↓↓↓

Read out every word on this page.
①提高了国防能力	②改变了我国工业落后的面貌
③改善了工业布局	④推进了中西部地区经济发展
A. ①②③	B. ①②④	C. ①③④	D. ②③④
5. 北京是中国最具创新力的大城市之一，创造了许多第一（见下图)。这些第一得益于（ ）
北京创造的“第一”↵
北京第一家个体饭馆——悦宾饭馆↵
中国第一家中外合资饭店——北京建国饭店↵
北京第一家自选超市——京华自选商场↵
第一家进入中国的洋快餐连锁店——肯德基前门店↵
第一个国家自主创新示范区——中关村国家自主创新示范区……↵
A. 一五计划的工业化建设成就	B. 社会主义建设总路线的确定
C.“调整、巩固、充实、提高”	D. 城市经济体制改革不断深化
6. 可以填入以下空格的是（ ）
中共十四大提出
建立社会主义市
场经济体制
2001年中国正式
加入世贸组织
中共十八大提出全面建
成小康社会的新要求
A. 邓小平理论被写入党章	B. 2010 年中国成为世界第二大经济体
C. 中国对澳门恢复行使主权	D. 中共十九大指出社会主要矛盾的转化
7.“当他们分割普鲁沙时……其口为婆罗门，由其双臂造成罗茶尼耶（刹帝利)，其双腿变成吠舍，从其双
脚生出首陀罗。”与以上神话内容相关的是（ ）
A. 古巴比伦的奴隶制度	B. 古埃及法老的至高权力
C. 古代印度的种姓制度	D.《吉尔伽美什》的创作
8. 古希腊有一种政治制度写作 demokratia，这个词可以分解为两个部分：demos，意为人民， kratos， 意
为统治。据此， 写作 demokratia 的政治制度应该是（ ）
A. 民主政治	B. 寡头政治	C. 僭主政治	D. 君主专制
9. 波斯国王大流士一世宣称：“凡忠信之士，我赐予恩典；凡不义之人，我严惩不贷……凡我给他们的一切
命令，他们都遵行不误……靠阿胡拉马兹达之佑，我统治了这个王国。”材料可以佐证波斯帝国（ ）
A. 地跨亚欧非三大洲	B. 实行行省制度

↑↑↑
↓↓↓

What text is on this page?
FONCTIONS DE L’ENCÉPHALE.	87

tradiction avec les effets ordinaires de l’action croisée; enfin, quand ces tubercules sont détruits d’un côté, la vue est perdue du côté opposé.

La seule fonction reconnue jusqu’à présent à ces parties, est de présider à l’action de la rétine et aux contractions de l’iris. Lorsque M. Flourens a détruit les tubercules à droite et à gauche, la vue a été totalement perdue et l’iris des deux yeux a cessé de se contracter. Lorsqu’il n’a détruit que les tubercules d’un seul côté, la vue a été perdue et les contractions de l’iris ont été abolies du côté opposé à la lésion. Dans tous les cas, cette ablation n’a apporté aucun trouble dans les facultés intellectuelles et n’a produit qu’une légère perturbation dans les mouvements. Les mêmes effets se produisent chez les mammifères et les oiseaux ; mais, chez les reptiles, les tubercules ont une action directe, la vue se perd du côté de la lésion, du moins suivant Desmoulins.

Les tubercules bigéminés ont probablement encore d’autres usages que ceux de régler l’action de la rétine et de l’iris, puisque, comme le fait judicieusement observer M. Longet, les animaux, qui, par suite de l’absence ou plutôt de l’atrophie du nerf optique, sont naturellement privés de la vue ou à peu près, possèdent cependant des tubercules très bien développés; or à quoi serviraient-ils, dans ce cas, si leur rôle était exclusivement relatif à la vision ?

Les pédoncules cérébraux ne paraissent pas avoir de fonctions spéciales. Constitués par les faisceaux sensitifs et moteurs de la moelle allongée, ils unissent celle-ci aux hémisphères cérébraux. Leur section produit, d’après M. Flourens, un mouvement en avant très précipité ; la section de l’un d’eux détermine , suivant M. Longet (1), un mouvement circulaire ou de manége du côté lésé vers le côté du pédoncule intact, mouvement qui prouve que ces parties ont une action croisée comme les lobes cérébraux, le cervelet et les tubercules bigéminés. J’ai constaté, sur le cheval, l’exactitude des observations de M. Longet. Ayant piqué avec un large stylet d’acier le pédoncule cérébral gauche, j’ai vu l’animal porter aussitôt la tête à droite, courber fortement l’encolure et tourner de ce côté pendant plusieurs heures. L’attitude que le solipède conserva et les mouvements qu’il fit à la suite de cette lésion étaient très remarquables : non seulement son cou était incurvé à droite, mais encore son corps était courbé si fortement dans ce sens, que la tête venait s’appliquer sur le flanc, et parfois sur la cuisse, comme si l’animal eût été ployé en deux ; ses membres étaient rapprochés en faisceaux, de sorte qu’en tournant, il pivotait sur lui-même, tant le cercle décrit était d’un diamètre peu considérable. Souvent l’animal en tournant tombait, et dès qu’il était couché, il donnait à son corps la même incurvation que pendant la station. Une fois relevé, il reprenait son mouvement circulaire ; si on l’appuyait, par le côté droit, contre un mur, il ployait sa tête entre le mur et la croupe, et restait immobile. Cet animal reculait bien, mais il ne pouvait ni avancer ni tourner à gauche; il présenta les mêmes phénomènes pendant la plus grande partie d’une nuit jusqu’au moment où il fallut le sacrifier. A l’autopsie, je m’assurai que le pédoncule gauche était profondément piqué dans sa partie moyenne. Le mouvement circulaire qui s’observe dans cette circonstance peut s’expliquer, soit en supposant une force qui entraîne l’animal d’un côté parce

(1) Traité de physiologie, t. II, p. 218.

↑↑↑

> [GIVEN EXERCISE]: Pull out all lines of the data with the string "page".

> [SOLUTION TO THIS EXERCISE]:
Read out every word on this page.
What text is on this page?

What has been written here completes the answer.